Short exercise: Give an exact copy of every line, leaving images out.

Given data:
··········
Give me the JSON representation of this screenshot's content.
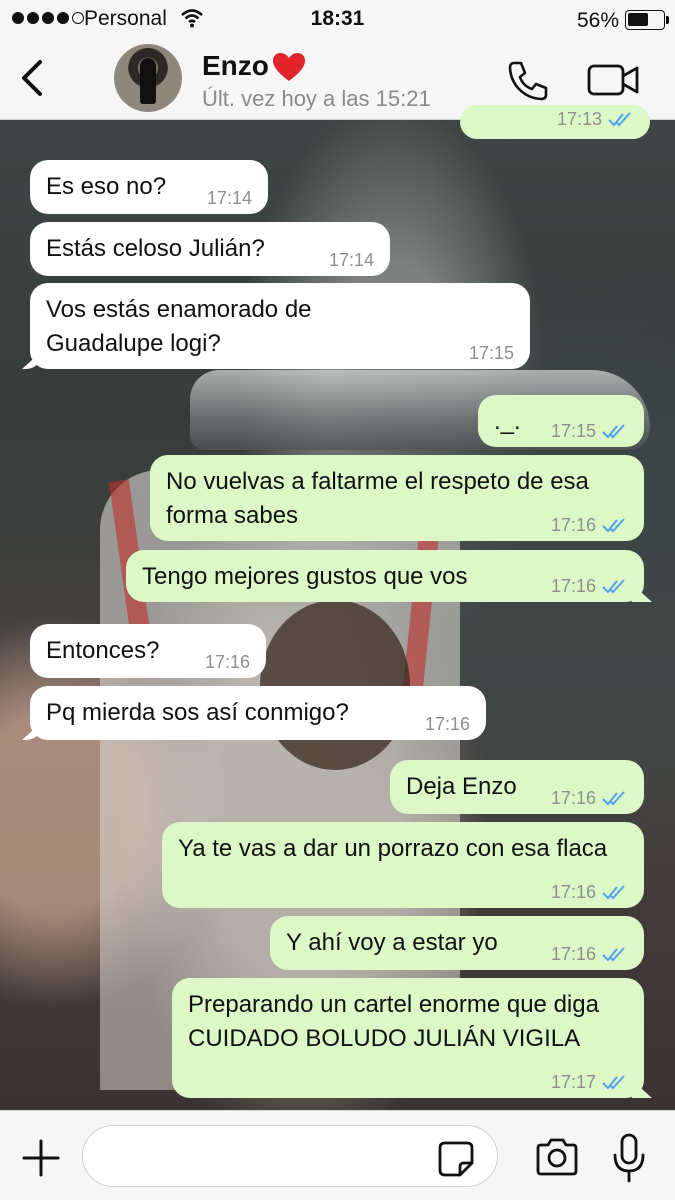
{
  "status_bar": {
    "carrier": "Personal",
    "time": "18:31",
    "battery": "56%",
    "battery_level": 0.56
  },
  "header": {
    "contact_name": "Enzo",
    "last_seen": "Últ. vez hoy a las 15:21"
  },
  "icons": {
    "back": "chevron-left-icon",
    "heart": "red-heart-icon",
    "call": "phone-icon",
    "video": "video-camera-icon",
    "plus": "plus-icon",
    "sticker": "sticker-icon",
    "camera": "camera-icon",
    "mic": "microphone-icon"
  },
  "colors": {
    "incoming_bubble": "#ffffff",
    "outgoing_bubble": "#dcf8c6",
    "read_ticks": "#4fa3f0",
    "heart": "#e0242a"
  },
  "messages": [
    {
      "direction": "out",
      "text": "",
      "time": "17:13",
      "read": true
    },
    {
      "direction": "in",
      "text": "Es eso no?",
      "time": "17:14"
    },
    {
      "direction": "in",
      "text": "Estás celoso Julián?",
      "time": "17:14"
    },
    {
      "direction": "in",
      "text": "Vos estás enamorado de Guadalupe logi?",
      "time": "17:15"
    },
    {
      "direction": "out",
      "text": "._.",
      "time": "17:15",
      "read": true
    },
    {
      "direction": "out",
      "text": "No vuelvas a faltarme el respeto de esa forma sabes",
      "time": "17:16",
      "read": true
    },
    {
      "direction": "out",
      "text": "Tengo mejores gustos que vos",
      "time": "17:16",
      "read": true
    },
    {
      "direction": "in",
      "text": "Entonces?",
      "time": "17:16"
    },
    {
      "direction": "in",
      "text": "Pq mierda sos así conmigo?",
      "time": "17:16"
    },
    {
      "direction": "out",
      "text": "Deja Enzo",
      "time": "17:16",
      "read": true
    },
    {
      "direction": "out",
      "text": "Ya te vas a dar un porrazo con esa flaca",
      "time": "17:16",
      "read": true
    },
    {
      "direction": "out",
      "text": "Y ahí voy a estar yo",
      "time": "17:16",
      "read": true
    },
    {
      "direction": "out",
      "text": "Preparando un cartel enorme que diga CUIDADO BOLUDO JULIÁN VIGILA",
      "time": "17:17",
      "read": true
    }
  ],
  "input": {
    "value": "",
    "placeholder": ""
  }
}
··········
Task result:
Give me the JSON representation of this screenshot's content.
{
  "status_bar": {
    "carrier": "Personal",
    "time": "18:31",
    "battery": "56%",
    "battery_level": 0.56
  },
  "header": {
    "contact_name": "Enzo",
    "last_seen": "Últ. vez hoy a las 15:21"
  },
  "icons": {
    "back": "chevron-left-icon",
    "heart": "red-heart-icon",
    "call": "phone-icon",
    "video": "video-camera-icon",
    "plus": "plus-icon",
    "sticker": "sticker-icon",
    "camera": "camera-icon",
    "mic": "microphone-icon"
  },
  "colors": {
    "incoming_bubble": "#ffffff",
    "outgoing_bubble": "#dcf8c6",
    "read_ticks": "#4fa3f0",
    "heart": "#e0242a"
  },
  "messages": [
    {
      "direction": "out",
      "text": "",
      "time": "17:13",
      "read": true
    },
    {
      "direction": "in",
      "text": "Es eso no?",
      "time": "17:14"
    },
    {
      "direction": "in",
      "text": "Estás celoso Julián?",
      "time": "17:14"
    },
    {
      "direction": "in",
      "text": "Vos estás enamorado de Guadalupe logi?",
      "time": "17:15"
    },
    {
      "direction": "out",
      "text": "._.",
      "time": "17:15",
      "read": true
    },
    {
      "direction": "out",
      "text": "No vuelvas a faltarme el respeto de esa forma sabes",
      "time": "17:16",
      "read": true
    },
    {
      "direction": "out",
      "text": "Tengo mejores gustos que vos",
      "time": "17:16",
      "read": true
    },
    {
      "direction": "in",
      "text": "Entonces?",
      "time": "17:16"
    },
    {
      "direction": "in",
      "text": "Pq mierda sos así conmigo?",
      "time": "17:16"
    },
    {
      "direction": "out",
      "text": "Deja Enzo",
      "time": "17:16",
      "read": true
    },
    {
      "direction": "out",
      "text": "Ya te vas a dar un porrazo con esa flaca",
      "time": "17:16",
      "read": true
    },
    {
      "direction": "out",
      "text": "Y ahí voy a estar yo",
      "time": "17:16",
      "read": true
    },
    {
      "direction": "out",
      "text": "Preparando un cartel enorme que diga CUIDADO BOLUDO JULIÁN VIGILA",
      "time": "17:17",
      "read": true
    }
  ],
  "input": {
    "value": "",
    "placeholder": ""
  }
}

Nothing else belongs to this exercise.